Press Centre

Undocumented children and parents make a Christmas wish at the Dáil

Migrant Rights Centre Ireland (MRCI) 18 December 2014

On International Migrants Day, Barnardos and MRCI call on the Government to give undocumented migrants the chance to regularise their status

A group of undocumented parents and children met outside the Dáil today (Thursday 18th December) to mark International Migrants Day 2014 and to call on the Irish government to give hope to the undocumented migrants, including thousands of children, who have made Ireland home.

Mostofa, who lives undocumented in Ireland with his 4-year-old son, said “I work here, I contribute, but because I am undocumented I am afraid all the time. This is the only home my son has ever known. How can I tell him he has no future here? Thanks to President Obama, the undocumented Irish in America have hope this Christmas. I hope the Taoiseach will soon give hope to the undocumented in Ireland.”

New research estimates there are up to 5,100 undocumented children in Ireland. These children face very uncertain futures. They are more at risk of social exclusion and child poverty due to their parents’ undocumented status, with no access to social protection and universal payments such as child benefit. They face further uncertainty as they grow older: unlikely to progress to third level, unable to access the labour market, and trapped in a legal limbo.

Helen Lowry of Migrant Rights Centre Ireland (MRCI) stated, “Currently, the vast majority of undocumented migrants in Ireland have no way to regularise their status. Barack Obama has committed to regularising millions of undocumented people in the US, because separating families is in no one’s interest. Irish politicians have lobbied the US government for this for many years; it’s time they acknowledged the undocumented families right here in Ireland as well.”

June Tinsley, Head of Advocacy in Barnardos, said “There are thousands of children living undocumented in Ireland, and this is the only home they have ever known. All children need stability in their lives and this group is no exception. Their childhood is being compromised because of their parents’ legal situation. We are long overdue a system to regularise these families so they can move on with their lives.”

####################

Exercise:
Answer these questions from the press release about undocumented migrants at the Dáil:
1. How old is Mostofa's son?
2. Up to how many undocumented children in Ireland does the new research estimate?
3. What position does June Tinsley hold at Barnardos?

Source excerpt:
####################

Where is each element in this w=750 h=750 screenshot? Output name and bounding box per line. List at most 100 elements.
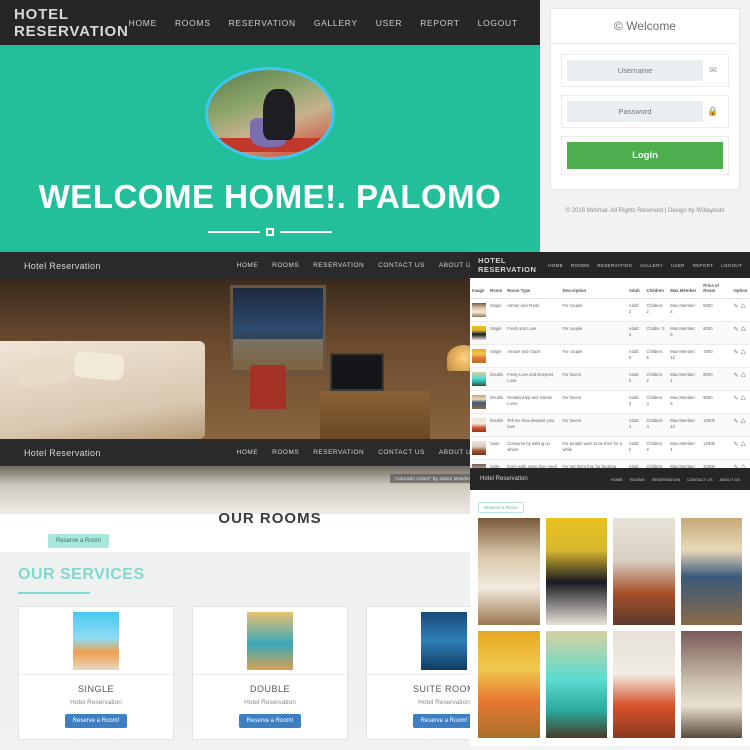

####################

Result:
1. 4 years old
2. Up to 5,100
3. Head of Advocacy